Count lines, not occurrences: report how many lines in the records hold the string "critical", and nothing else.

Items from a figure collection
● ● ●
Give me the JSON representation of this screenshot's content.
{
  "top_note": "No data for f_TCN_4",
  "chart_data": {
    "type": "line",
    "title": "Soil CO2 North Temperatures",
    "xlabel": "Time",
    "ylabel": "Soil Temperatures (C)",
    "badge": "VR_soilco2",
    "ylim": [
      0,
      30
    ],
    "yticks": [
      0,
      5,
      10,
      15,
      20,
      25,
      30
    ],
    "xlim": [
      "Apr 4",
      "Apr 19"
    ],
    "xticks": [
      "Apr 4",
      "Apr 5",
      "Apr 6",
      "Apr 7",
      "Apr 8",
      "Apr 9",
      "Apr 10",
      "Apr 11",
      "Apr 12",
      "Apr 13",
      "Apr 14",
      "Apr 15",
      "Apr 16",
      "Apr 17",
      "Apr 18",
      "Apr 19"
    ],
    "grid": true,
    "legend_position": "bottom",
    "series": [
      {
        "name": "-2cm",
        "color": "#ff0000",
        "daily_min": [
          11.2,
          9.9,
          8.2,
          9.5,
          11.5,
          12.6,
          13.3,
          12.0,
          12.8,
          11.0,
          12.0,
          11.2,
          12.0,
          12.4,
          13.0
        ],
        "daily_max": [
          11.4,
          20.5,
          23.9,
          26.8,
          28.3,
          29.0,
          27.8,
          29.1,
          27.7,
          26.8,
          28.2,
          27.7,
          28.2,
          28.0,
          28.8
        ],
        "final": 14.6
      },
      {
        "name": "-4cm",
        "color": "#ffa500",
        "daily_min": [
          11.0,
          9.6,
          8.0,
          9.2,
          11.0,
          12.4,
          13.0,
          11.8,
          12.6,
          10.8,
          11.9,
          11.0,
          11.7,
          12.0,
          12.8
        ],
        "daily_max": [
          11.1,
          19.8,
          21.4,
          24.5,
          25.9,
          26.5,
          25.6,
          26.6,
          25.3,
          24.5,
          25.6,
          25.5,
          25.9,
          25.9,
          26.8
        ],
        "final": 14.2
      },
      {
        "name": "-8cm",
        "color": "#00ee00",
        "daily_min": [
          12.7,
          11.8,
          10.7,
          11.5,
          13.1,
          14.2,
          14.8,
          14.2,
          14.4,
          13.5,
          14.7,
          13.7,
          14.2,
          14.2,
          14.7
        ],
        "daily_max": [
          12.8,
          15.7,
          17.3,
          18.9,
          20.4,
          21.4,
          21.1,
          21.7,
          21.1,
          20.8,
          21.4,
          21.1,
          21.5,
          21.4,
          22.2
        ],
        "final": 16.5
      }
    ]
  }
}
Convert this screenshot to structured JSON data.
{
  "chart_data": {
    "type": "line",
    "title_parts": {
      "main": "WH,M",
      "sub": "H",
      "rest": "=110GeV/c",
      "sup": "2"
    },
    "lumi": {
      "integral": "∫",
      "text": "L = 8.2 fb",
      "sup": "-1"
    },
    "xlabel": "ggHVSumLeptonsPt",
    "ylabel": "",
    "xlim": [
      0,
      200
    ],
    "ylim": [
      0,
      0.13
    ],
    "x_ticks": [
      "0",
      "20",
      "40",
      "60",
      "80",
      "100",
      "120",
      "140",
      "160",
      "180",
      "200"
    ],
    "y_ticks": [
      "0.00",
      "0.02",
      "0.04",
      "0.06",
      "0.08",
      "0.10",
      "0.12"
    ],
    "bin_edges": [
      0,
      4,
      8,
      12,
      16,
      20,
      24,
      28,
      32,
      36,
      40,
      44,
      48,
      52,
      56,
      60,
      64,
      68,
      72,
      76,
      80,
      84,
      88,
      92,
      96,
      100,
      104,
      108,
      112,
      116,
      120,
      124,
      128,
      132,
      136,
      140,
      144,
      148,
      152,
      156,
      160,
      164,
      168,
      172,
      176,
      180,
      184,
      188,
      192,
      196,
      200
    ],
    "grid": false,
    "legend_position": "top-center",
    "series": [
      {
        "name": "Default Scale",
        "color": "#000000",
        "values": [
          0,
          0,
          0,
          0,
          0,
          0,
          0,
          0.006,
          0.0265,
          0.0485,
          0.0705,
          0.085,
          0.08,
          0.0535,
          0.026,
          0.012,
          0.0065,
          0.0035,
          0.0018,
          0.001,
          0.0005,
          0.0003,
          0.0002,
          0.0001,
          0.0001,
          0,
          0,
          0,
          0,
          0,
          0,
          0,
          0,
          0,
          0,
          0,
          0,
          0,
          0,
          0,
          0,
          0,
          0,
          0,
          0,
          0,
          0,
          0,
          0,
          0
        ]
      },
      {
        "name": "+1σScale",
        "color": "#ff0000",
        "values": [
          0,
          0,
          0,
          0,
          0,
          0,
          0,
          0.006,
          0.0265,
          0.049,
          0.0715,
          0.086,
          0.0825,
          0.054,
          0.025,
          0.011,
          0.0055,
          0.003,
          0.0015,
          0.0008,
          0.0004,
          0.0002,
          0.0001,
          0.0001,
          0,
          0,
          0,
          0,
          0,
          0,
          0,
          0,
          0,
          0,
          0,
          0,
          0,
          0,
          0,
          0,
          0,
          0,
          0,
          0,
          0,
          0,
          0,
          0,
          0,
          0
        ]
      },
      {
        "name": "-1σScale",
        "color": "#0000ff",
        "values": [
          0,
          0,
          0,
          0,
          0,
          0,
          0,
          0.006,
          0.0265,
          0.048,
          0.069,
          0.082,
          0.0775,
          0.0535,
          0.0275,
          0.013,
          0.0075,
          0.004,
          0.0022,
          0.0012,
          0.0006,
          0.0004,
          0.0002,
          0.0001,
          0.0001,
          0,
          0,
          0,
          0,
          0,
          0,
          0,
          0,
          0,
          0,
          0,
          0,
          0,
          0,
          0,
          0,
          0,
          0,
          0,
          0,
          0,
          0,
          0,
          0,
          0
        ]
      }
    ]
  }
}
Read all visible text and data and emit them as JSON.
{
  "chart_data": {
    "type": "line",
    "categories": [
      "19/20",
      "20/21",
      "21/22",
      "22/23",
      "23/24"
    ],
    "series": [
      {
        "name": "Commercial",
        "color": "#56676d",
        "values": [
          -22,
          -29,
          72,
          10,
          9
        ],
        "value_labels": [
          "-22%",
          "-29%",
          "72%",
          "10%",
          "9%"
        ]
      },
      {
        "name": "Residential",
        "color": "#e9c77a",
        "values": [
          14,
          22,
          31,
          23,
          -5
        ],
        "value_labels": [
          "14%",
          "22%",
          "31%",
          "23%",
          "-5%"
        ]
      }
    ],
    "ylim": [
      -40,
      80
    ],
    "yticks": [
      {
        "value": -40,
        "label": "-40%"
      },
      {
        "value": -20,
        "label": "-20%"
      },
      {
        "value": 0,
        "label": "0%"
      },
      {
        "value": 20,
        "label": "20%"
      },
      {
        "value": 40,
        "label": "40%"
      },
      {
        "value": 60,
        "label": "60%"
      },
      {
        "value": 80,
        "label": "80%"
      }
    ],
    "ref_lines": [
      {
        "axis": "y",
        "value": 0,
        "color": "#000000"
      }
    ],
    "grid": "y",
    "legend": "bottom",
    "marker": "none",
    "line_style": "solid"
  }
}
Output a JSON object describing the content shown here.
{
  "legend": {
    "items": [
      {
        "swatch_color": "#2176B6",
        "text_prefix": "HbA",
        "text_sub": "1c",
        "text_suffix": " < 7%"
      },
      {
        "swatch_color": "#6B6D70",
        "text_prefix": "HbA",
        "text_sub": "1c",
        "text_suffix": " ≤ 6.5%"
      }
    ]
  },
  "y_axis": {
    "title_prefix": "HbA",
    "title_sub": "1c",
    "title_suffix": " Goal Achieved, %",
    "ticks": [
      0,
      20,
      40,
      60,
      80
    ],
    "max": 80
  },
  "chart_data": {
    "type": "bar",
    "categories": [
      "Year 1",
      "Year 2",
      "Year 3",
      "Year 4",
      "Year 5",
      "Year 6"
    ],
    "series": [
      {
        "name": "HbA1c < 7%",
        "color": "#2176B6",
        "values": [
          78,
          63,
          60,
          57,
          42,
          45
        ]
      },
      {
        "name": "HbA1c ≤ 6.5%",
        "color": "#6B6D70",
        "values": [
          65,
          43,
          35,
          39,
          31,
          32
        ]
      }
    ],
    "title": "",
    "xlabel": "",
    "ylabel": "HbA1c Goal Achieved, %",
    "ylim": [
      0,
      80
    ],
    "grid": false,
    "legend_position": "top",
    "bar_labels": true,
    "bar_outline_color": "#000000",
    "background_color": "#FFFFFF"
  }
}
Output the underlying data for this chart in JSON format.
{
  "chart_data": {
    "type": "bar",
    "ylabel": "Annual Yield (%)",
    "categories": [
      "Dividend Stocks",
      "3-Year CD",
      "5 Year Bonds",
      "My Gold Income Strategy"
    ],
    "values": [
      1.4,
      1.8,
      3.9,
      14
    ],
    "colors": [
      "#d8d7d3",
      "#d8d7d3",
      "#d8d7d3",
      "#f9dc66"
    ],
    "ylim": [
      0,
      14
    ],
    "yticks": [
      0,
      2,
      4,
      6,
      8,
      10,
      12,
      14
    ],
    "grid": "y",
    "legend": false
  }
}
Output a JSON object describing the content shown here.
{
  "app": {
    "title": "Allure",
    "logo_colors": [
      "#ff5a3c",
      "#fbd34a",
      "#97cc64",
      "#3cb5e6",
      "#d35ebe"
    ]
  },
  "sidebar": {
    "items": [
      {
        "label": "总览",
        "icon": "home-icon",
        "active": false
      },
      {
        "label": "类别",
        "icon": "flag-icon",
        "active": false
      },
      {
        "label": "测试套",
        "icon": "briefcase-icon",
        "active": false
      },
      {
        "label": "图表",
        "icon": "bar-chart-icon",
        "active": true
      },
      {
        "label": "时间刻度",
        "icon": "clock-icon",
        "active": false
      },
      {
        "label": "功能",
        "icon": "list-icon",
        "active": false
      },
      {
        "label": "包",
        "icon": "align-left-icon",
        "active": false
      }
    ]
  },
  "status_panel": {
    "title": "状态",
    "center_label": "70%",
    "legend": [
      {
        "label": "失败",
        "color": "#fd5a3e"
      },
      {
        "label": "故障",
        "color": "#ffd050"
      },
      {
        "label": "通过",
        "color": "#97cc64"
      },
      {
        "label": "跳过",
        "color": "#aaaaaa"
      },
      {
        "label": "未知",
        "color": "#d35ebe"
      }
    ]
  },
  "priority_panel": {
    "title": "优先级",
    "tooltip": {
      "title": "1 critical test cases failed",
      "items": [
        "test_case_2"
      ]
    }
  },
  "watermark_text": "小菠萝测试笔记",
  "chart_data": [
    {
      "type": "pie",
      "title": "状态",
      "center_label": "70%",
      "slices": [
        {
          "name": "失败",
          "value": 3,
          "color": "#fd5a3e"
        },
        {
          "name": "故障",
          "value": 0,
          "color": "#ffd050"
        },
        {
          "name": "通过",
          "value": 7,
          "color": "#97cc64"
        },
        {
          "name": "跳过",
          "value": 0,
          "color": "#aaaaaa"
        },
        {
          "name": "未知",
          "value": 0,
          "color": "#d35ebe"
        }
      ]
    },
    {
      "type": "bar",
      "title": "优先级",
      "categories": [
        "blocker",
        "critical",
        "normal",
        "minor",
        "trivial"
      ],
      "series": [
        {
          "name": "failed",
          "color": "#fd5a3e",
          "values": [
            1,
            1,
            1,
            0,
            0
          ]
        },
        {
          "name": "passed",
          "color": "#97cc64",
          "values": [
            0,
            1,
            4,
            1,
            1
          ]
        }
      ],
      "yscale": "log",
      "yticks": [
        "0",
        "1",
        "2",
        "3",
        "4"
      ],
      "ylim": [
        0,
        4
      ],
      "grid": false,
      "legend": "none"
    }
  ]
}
● ● ●
- Answer to this task: 2